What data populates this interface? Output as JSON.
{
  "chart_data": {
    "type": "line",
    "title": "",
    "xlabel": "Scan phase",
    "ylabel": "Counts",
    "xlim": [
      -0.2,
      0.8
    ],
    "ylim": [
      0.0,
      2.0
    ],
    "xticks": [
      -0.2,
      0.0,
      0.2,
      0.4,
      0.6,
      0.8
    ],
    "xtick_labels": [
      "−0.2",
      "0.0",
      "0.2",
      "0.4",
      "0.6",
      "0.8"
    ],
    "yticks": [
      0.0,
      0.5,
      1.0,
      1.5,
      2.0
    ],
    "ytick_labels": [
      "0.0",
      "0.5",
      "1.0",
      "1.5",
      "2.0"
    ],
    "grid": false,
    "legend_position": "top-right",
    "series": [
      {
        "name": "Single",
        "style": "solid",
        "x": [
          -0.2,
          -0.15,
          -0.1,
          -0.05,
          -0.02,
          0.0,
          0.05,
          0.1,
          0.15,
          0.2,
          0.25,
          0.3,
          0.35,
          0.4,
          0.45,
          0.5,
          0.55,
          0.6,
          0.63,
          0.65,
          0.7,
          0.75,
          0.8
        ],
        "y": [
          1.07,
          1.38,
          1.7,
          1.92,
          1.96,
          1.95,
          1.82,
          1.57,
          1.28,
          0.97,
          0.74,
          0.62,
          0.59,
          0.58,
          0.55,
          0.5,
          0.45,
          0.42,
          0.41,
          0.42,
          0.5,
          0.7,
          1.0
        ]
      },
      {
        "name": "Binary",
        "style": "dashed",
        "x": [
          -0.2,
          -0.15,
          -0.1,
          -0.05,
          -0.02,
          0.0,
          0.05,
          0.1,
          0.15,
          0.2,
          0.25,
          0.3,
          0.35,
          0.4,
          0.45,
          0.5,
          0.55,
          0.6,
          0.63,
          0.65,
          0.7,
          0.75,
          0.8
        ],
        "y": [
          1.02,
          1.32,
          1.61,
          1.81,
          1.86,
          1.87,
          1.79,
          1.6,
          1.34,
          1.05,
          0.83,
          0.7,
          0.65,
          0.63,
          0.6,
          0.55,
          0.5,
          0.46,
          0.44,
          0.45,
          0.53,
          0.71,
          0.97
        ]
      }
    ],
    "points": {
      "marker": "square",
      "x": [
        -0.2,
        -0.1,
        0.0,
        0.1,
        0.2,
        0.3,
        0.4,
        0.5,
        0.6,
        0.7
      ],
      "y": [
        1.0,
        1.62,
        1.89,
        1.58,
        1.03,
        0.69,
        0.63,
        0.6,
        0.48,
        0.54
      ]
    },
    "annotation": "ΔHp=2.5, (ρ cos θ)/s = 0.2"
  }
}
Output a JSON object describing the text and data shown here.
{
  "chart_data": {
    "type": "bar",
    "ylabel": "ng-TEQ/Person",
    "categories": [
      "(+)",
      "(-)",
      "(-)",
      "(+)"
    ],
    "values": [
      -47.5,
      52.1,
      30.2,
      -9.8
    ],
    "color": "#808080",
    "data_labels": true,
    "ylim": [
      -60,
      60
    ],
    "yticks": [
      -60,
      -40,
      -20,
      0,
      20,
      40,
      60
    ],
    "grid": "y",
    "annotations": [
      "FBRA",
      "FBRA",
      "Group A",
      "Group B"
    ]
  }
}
━━━
Written instruction: Write out the entire listing exactly.

Exercise output:
What data populates this interface? Output as JSON.
{
  "chart_data": {
    "type": "line",
    "title": "",
    "xlabel": "Scan phase",
    "ylabel": "Counts",
    "xlim": [
      -0.2,
      0.8
    ],
    "ylim": [
      0.0,
      2.0
    ],
    "xticks": [
      -0.2,
      0.0,
      0.2,
      0.4,
      0.6,
      0.8
    ],
    "xtick_labels": [
      "−0.2",
      "0.0",
      "0.2",
      "0.4",
      "0.6",
      "0.8"
    ],
    "yticks": [
      0.0,
      0.5,
      1.0,
      1.5,
      2.0
    ],
    "ytick_labels": [
      "0.0",
      "0.5",
      "1.0",
      "1.5",
      "2.0"
    ],
    "grid": false,
    "legend_position": "top-right",
    "series": [
      {
        "name": "Single",
        "style": "solid",
        "x": [
          -0.2,
          -0.15,
          -0.1,
          -0.05,
          -0.02,
          0.0,
          0.05,
          0.1,
          0.15,
          0.2,
          0.25,
          0.3,
          0.35,
          0.4,
          0.45,
          0.5,
          0.55,
          0.6,
          0.63,
          0.65,
          0.7,
          0.75,
          0.8
        ],
        "y": [
          1.07,
          1.38,
          1.7,
          1.92,
          1.96,
          1.95,
          1.82,
          1.57,
          1.28,
          0.97,
          0.74,
          0.62,
          0.59,
          0.58,
          0.55,
          0.5,
          0.45,
          0.42,
          0.41,
          0.42,
          0.5,
          0.7,
          1.0
        ]
      },
      {
        "name": "Binary",
        "style": "dashed",
        "x": [
          -0.2,
          -0.15,
          -0.1,
          -0.05,
          -0.02,
          0.0,
          0.05,
          0.1,
          0.15,
          0.2,
          0.25,
          0.3,
          0.35,
          0.4,
          0.45,
          0.5,
          0.55,
          0.6,
          0.63,
          0.65,
          0.7,
          0.75,
          0.8
        ],
        "y": [
          1.02,
          1.32,
          1.61,
          1.81,
          1.86,
          1.87,
          1.79,
          1.6,
          1.34,
          1.05,
          0.83,
          0.7,
          0.65,
          0.63,
          0.6,
          0.55,
          0.5,
          0.46,
          0.44,
          0.45,
          0.53,
          0.71,
          0.97
        ]
      }
    ],
    "points": {
      "marker": "square",
      "x": [
        -0.2,
        -0.1,
        0.0,
        0.1,
        0.2,
        0.3,
        0.4,
        0.5,
        0.6,
        0.7
      ],
      "y": [
        1.0,
        1.62,
        1.89,
        1.58,
        1.03,
        0.69,
        0.63,
        0.6,
        0.48,
        0.54
      ]
    },
    "annotation": "ΔHp=2.5, (ρ cos θ)/s = 0.2"
  }
}
Output a JSON object describing the text and data shown here.
{
  "chart_data": {
    "type": "bar",
    "ylabel": "ng-TEQ/Person",
    "categories": [
      "(+)",
      "(-)",
      "(-)",
      "(+)"
    ],
    "values": [
      -47.5,
      52.1,
      30.2,
      -9.8
    ],
    "color": "#808080",
    "data_labels": true,
    "ylim": [
      -60,
      60
    ],
    "yticks": [
      -60,
      -40,
      -20,
      0,
      20,
      40,
      60
    ],
    "grid": "y",
    "annotations": [
      "FBRA",
      "FBRA",
      "Group A",
      "Group B"
    ]
  }
}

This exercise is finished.